§ Task to complete:
Below is a listing to write out in full, exactly as given, without its pictures.

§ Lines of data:
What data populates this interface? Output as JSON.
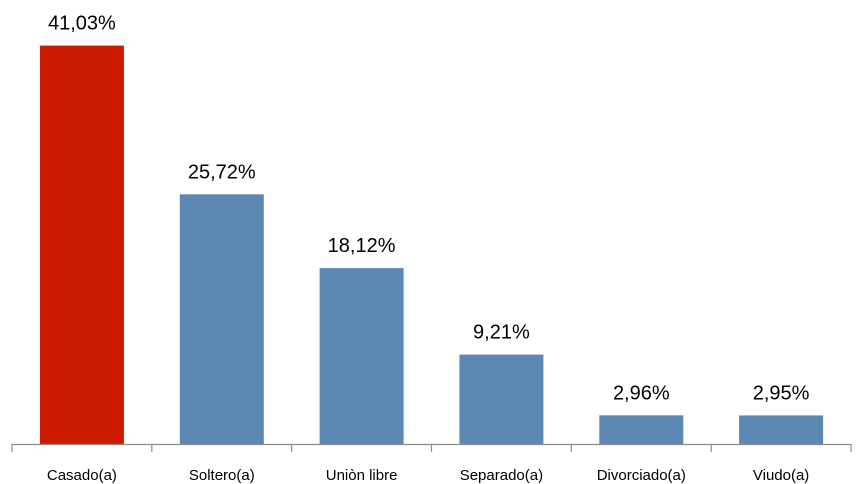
{
  "chart_data": {
    "type": "bar",
    "categories": [
      "Casado(a)",
      "Soltero(a)",
      "Uniòn libre",
      "Separado(a)",
      "Divorciado(a)",
      "Viudo(a)"
    ],
    "values": [
      41.03,
      25.72,
      18.12,
      9.21,
      2.96,
      2.95
    ],
    "data_labels": [
      "41,03%",
      "25,72%",
      "18,12%",
      "9,21%",
      "2,96%",
      "2,95%"
    ],
    "ylim": [
      0,
      44.7
    ],
    "grid": false,
    "legend": "none",
    "colors": {
      "highlight": "#CC1A00",
      "default": "#5E88B4",
      "axis": "#8C8C8C"
    },
    "highlight_index": 0
  }
}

§ Exercise output:
What data populates this interface? Output as JSON.
{
  "chart_data": {
    "type": "bar",
    "categories": [
      "Casado(a)",
      "Soltero(a)",
      "Uniòn libre",
      "Separado(a)",
      "Divorciado(a)",
      "Viudo(a)"
    ],
    "values": [
      41.03,
      25.72,
      18.12,
      9.21,
      2.96,
      2.95
    ],
    "data_labels": [
      "41,03%",
      "25,72%",
      "18,12%",
      "9,21%",
      "2,96%",
      "2,95%"
    ],
    "ylim": [
      0,
      44.7
    ],
    "grid": false,
    "legend": "none",
    "colors": {
      "highlight": "#CC1A00",
      "default": "#5E88B4",
      "axis": "#8C8C8C"
    },
    "highlight_index": 0
  }
}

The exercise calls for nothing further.